# Source material start
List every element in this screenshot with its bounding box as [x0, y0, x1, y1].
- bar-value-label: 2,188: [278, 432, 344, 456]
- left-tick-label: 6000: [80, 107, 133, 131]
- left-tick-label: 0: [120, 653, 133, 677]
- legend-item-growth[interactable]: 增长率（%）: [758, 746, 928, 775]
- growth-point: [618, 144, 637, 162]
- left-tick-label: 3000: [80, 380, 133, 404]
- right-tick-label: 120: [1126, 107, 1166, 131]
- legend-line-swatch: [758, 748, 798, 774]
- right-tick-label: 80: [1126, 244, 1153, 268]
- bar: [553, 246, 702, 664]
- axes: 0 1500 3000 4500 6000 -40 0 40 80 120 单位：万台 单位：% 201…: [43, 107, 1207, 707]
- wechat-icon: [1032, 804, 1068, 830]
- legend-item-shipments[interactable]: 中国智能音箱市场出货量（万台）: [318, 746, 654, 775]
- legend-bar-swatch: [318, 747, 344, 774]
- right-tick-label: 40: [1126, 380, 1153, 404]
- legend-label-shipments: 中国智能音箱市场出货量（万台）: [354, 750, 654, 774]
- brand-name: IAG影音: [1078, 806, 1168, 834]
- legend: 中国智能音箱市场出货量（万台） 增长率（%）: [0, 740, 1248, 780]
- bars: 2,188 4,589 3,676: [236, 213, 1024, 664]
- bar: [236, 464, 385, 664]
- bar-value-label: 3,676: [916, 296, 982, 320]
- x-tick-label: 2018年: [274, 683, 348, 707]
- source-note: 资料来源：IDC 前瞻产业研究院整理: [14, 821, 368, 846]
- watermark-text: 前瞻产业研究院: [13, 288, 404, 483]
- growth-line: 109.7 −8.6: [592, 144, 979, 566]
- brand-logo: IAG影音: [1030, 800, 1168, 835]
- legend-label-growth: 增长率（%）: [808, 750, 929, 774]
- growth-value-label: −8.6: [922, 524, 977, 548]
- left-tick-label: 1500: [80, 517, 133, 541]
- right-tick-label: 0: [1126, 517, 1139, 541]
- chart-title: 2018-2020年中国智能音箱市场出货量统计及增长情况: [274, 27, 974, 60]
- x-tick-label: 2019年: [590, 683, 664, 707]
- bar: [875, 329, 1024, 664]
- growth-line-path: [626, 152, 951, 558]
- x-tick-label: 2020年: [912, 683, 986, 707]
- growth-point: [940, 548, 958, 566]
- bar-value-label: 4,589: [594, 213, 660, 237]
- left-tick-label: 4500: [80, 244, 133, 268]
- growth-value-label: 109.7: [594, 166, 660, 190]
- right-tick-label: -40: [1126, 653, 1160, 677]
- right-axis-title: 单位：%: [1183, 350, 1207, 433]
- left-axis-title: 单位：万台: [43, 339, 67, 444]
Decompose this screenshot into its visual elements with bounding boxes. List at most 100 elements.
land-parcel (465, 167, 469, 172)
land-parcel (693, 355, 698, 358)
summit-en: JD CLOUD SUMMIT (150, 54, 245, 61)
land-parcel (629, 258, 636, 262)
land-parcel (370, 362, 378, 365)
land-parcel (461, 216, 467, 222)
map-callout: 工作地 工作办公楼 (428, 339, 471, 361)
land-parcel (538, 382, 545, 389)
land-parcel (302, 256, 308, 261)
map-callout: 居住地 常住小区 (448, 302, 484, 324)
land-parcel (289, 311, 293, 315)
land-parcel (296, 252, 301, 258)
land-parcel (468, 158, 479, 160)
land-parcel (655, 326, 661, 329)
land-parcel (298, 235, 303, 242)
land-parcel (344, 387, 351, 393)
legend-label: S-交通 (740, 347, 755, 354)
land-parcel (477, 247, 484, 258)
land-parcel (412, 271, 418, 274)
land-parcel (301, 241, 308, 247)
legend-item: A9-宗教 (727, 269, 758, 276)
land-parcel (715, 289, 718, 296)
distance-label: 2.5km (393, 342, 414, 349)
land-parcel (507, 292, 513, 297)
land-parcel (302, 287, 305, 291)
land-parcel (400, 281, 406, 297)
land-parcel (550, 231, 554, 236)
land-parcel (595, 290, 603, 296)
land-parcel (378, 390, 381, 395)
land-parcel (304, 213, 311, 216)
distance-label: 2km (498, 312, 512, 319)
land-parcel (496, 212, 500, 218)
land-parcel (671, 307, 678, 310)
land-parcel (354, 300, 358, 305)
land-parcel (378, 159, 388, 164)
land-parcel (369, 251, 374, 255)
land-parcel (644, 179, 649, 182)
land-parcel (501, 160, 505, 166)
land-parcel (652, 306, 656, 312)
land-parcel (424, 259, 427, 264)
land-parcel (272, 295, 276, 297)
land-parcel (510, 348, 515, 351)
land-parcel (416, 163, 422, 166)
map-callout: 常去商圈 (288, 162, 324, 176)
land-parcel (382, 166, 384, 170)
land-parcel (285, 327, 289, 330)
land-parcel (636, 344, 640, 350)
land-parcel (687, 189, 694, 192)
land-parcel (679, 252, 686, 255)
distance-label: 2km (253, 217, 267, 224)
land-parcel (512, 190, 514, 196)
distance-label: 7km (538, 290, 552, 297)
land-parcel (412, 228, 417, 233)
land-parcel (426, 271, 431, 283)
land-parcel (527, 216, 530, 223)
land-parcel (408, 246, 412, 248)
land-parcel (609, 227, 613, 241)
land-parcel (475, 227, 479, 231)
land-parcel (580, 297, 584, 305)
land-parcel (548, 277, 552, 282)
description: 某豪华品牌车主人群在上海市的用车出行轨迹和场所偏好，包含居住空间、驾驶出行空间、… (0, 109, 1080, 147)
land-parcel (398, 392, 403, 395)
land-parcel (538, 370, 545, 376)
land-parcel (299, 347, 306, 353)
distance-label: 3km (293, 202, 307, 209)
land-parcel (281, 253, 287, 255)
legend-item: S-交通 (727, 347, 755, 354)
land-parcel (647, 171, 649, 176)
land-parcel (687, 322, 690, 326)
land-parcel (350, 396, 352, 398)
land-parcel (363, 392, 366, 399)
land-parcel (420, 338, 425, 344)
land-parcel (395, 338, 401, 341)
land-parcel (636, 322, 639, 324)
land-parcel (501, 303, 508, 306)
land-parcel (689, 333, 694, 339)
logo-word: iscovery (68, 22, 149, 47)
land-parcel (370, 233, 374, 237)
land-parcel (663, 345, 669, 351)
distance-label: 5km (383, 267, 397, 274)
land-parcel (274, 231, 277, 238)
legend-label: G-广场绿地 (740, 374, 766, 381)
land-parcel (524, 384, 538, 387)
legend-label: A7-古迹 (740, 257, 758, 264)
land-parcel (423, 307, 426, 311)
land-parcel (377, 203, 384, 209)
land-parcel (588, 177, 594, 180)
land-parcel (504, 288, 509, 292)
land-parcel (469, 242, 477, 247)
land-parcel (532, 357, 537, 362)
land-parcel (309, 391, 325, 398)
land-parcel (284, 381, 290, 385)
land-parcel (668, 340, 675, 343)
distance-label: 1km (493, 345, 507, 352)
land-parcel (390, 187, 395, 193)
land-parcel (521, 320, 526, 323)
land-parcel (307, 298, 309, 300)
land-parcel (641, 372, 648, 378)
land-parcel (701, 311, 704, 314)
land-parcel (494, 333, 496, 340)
# Source material end
Requirements: Rewrite all the source data above as a numbered list, leaving out any blank lines.

Full solution:
1. List every element in this screenshot with its bounding box as [x0, y0, x1, y1].
2. - bar-value-label: 2,188: [278, 432, 344, 456]
3. - left-tick-label: 6000: [80, 107, 133, 131]
4. - left-tick-label: 0: [120, 653, 133, 677]
5. - legend-item-growth[interactable]: 增长率（%）: [758, 746, 928, 775]
6. - growth-point: [618, 144, 637, 162]
7. - left-tick-label: 3000: [80, 380, 133, 404]
8. - right-tick-label: 120: [1126, 107, 1166, 131]
9. - legend-line-swatch: [758, 748, 798, 774]
10. - right-tick-label: 80: [1126, 244, 1153, 268]
11. - bar: [553, 246, 702, 664]
12. - axes: 0 1500 3000 4500 6000 -40 0 40 80 120 单位：万台 单位：% 201…: [43, 107, 1207, 707]
13. - wechat-icon: [1032, 804, 1068, 830]
14. - legend-item-shipments[interactable]: 中国智能音箱市场出货量（万台）: [318, 746, 654, 775]
15. - legend-bar-swatch: [318, 747, 344, 774]
16. - right-tick-label: 40: [1126, 380, 1153, 404]
17. - legend-label-shipments: 中国智能音箱市场出货量（万台）: [354, 750, 654, 774]
18. - brand-name: IAG影音: [1078, 806, 1168, 834]
19. - legend: 中国智能音箱市场出货量（万台） 增长率（%）: [0, 740, 1248, 780]
20. - bars: 2,188 4,589 3,676: [236, 213, 1024, 664]
21. - bar: [236, 464, 385, 664]
22. - bar-value-label: 3,676: [916, 296, 982, 320]
23. - x-tick-label: 2018年: [274, 683, 348, 707]
24. - source-note: 资料来源：IDC 前瞻产业研究院整理: [14, 821, 368, 846]
25. - watermark-text: 前瞻产业研究院: [13, 288, 404, 483]
26. - growth-line: 109.7 −8.6: [592, 144, 979, 566]
27. - brand-logo: IAG影音: [1030, 800, 1168, 835]
28. - legend-label-growth: 增长率（%）: [808, 750, 929, 774]
29. - growth-value-label: −8.6: [922, 524, 977, 548]
30. - left-tick-label: 1500: [80, 517, 133, 541]
31. - right-tick-label: 0: [1126, 517, 1139, 541]
32. - chart-title: 2018-2020年中国智能音箱市场出货量统计及增长情况: [274, 27, 974, 60]
33. - x-tick-label: 2019年: [590, 683, 664, 707]
34. - bar: [875, 329, 1024, 664]
35. - growth-line-path: [626, 152, 951, 558]
36. - x-tick-label: 2020年: [912, 683, 986, 707]
37. - growth-point: [940, 548, 958, 566]
38. - bar-value-label: 4,589: [594, 213, 660, 237]
39. - left-tick-label: 4500: [80, 244, 133, 268]
40. - growth-value-label: 109.7: [594, 166, 660, 190]
41. - right-tick-label: -40: [1126, 653, 1160, 677]
42. - right-axis-title: 单位：%: [1183, 350, 1207, 433]
43. - left-axis-title: 单位：万台: [43, 339, 67, 444]
44. Decompose this screenshot into its visual elements with bounding boxes. List at most 100 elements.
45. land-parcel (465, 167, 469, 172)
46. land-parcel (693, 355, 698, 358)
47. summit-en: JD CLOUD SUMMIT (150, 54, 245, 61)
48. land-parcel (629, 258, 636, 262)
49. land-parcel (370, 362, 378, 365)
50. land-parcel (461, 216, 467, 222)
51. map-callout: 工作地 工作办公楼 (428, 339, 471, 361)
52. land-parcel (538, 382, 545, 389)
53. land-parcel (302, 256, 308, 261)
54. map-callout: 居住地 常住小区 (448, 302, 484, 324)
55. land-parcel (289, 311, 293, 315)
56. land-parcel (296, 252, 301, 258)
57. land-parcel (468, 158, 479, 160)
58. land-parcel (655, 326, 661, 329)
59. land-parcel (298, 235, 303, 242)
60. land-parcel (344, 387, 351, 393)
61. legend-label: S-交通 (740, 347, 755, 354)
62. land-parcel (477, 247, 484, 258)
63. land-parcel (412, 271, 418, 274)
64. land-parcel (301, 241, 308, 247)
65. legend-item: A9-宗教 (727, 269, 758, 276)
66. land-parcel (715, 289, 718, 296)
67. distance-label: 2.5km (393, 342, 414, 349)
68. land-parcel (507, 292, 513, 297)
69. land-parcel (302, 287, 305, 291)
70. land-parcel (400, 281, 406, 297)
71. land-parcel (550, 231, 554, 236)
72. land-parcel (595, 290, 603, 296)
73. land-parcel (378, 390, 381, 395)
74. land-parcel (304, 213, 311, 216)
75. distance-label: 2km (498, 312, 512, 319)
76. land-parcel (496, 212, 500, 218)
77. land-parcel (671, 307, 678, 310)
78. land-parcel (354, 300, 358, 305)
79. land-parcel (378, 159, 388, 164)
80. land-parcel (369, 251, 374, 255)
81. land-parcel (644, 179, 649, 182)
82. land-parcel (501, 160, 505, 166)
83. land-parcel (652, 306, 656, 312)
84. land-parcel (424, 259, 427, 264)
85. land-parcel (272, 295, 276, 297)
86. land-parcel (510, 348, 515, 351)
87. land-parcel (416, 163, 422, 166)
88. map-callout: 常去商圈 (288, 162, 324, 176)
89. land-parcel (382, 166, 384, 170)
90. land-parcel (285, 327, 289, 330)
91. land-parcel (636, 344, 640, 350)
92. land-parcel (687, 189, 694, 192)
93. land-parcel (679, 252, 686, 255)
94. distance-label: 2km (253, 217, 267, 224)
95. land-parcel (512, 190, 514, 196)
96. distance-label: 7km (538, 290, 552, 297)
97. land-parcel (412, 228, 417, 233)
98. land-parcel (426, 271, 431, 283)
99. land-parcel (527, 216, 530, 223)
100. land-parcel (408, 246, 412, 248)
101. land-parcel (609, 227, 613, 241)
102. land-parcel (475, 227, 479, 231)
103. land-parcel (580, 297, 584, 305)
104. land-parcel (548, 277, 552, 282)
105. description: 某豪华品牌车主人群在上海市的用车出行轨迹和场所偏好，包含居住空间、驾驶出行空间、… (0, 109, 1080, 147)
106. land-parcel (398, 392, 403, 395)
107. land-parcel (538, 370, 545, 376)
108. land-parcel (299, 347, 306, 353)
109. distance-label: 3km (293, 202, 307, 209)
110. land-parcel (281, 253, 287, 255)
111. legend-item: S-交通 (727, 347, 755, 354)
112. land-parcel (647, 171, 649, 176)
113. land-parcel (687, 322, 690, 326)
114. land-parcel (350, 396, 352, 398)
115. land-parcel (363, 392, 366, 399)
116. land-parcel (420, 338, 425, 344)
117. land-parcel (395, 338, 401, 341)
118. land-parcel (636, 322, 639, 324)
119. land-parcel (501, 303, 508, 306)
120. land-parcel (689, 333, 694, 339)
121. logo-word: iscovery (68, 22, 149, 47)
122. land-parcel (370, 233, 374, 237)
123. land-parcel (663, 345, 669, 351)
124. distance-label: 5km (383, 267, 397, 274)
125. land-parcel (274, 231, 277, 238)
126. legend-label: G-广场绿地 (740, 374, 766, 381)
127. land-parcel (524, 384, 538, 387)
128. legend-label: A7-古迹 (740, 257, 758, 264)
129. land-parcel (423, 307, 426, 311)
130. land-parcel (377, 203, 384, 209)
131. land-parcel (588, 177, 594, 180)
132. land-parcel (504, 288, 509, 292)
133. land-parcel (469, 242, 477, 247)
134. land-parcel (532, 357, 537, 362)
135. land-parcel (309, 391, 325, 398)
136. land-parcel (284, 381, 290, 385)
137. land-parcel (668, 340, 675, 343)
138. distance-label: 1km (493, 345, 507, 352)
139. land-parcel (390, 187, 395, 193)
140. land-parcel (521, 320, 526, 323)
141. land-parcel (307, 298, 309, 300)
142. land-parcel (641, 372, 648, 378)
143. land-parcel (701, 311, 704, 314)
144. land-parcel (494, 333, 496, 340)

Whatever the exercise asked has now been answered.